(WHAT THE TASK ASKS) List each line of the data that holds the string "里诺图书管理系统", please.

------ GIVEN INFORMATION ------

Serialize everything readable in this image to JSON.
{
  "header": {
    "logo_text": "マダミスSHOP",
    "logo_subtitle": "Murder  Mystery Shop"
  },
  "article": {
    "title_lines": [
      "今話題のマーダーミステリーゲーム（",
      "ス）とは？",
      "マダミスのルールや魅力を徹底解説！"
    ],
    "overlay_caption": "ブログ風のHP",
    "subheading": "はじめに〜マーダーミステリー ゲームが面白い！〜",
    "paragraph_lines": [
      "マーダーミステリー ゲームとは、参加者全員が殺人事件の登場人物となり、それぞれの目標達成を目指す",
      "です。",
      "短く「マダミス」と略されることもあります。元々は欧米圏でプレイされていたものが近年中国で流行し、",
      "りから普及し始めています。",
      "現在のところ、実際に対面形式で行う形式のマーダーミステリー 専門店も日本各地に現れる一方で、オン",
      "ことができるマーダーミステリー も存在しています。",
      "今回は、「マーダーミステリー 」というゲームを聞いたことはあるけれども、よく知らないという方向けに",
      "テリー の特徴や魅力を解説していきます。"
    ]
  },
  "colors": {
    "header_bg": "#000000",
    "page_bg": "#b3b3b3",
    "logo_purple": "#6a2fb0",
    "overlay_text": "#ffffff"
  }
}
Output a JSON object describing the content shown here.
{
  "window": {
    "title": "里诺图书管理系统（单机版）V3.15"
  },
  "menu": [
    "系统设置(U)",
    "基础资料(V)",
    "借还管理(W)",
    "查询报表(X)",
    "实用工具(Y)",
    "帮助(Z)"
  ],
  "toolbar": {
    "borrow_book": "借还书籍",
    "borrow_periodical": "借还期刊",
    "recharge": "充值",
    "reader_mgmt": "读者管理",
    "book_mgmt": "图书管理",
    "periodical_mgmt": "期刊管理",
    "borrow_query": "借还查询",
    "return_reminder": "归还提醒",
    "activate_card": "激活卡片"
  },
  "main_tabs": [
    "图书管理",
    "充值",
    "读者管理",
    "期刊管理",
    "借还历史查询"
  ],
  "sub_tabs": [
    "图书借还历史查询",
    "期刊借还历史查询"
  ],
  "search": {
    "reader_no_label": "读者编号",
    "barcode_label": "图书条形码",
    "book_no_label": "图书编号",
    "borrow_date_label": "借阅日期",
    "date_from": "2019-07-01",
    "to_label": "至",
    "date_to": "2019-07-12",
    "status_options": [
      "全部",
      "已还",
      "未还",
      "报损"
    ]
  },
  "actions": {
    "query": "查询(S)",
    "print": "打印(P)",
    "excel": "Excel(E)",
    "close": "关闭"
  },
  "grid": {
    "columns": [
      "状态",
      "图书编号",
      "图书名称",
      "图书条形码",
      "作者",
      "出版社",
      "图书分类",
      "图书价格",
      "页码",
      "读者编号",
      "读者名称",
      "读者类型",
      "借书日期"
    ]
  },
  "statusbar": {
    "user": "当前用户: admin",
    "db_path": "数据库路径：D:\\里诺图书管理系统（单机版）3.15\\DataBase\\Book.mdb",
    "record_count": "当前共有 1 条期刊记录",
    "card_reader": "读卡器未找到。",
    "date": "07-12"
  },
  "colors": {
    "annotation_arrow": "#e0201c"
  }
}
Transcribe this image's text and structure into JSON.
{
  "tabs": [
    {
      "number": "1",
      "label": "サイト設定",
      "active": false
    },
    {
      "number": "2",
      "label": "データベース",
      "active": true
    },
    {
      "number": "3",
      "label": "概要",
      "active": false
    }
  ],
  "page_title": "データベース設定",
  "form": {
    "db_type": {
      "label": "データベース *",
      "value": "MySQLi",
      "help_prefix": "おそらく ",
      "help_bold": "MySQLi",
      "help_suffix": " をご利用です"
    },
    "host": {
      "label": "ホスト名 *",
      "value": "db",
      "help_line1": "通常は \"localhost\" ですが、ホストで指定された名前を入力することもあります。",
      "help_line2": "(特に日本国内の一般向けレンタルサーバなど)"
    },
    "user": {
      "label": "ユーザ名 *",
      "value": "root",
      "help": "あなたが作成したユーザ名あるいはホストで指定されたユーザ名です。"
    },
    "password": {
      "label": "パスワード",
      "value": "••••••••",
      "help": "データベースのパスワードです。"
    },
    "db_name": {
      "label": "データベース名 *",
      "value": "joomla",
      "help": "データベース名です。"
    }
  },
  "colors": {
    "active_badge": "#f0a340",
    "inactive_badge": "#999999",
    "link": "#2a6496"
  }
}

------

(REPLY TO THE EXERCISE)
    "title": "里诺图书管理系统（单机版）V3.15"
    "db_path": "数据库路径：D:\\里诺图书管理系统（单机版）3.15\\DataBase\\Book.mdb",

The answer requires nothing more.